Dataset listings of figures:
[START]
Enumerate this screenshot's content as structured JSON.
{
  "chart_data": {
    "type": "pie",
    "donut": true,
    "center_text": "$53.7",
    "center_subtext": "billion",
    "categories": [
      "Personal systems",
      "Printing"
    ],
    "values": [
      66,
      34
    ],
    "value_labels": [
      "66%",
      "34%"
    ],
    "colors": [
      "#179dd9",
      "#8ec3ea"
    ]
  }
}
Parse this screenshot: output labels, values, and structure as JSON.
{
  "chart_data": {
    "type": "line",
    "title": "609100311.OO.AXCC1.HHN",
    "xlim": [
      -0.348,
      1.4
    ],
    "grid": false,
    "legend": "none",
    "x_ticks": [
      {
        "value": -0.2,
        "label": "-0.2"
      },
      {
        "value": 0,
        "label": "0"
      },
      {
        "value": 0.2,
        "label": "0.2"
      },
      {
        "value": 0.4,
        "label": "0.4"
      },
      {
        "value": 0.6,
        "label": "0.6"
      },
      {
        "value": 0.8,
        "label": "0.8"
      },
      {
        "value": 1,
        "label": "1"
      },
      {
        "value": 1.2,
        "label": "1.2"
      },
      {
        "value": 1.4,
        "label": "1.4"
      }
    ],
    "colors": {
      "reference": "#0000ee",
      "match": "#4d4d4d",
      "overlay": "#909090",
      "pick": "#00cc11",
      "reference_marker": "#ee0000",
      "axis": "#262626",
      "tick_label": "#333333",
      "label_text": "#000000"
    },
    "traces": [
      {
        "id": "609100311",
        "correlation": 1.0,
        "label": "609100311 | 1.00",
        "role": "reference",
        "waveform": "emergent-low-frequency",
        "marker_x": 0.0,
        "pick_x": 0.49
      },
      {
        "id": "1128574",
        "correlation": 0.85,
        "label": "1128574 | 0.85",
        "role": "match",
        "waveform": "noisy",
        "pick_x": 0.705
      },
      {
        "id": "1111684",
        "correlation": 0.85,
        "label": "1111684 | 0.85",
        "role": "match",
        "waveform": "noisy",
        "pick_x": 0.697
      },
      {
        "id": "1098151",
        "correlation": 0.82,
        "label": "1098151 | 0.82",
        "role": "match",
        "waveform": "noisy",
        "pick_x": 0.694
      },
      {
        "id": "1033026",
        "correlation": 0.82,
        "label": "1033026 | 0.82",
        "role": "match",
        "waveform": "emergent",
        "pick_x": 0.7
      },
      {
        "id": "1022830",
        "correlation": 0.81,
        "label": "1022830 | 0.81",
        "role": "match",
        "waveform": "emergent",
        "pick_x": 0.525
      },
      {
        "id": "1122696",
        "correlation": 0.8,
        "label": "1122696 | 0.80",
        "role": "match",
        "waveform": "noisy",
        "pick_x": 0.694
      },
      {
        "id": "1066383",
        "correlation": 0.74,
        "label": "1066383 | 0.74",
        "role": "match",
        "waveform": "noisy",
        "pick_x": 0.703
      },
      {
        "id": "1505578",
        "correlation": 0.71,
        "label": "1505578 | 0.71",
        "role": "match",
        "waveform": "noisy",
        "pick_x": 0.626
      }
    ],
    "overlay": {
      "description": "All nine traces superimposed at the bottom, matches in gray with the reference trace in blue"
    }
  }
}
[END]
**EXERCISE:** Read the lines above. Gather those in which the string "correlation" is found.

**RESULT OF THE EXERCISE:**
        "correlation": 1.0,
        "correlation": 0.85,
        "correlation": 0.85,
        "correlation": 0.82,
        "correlation": 0.82,
        "correlation": 0.81,
        "correlation": 0.8,
        "correlation": 0.74,
        "correlation": 0.71,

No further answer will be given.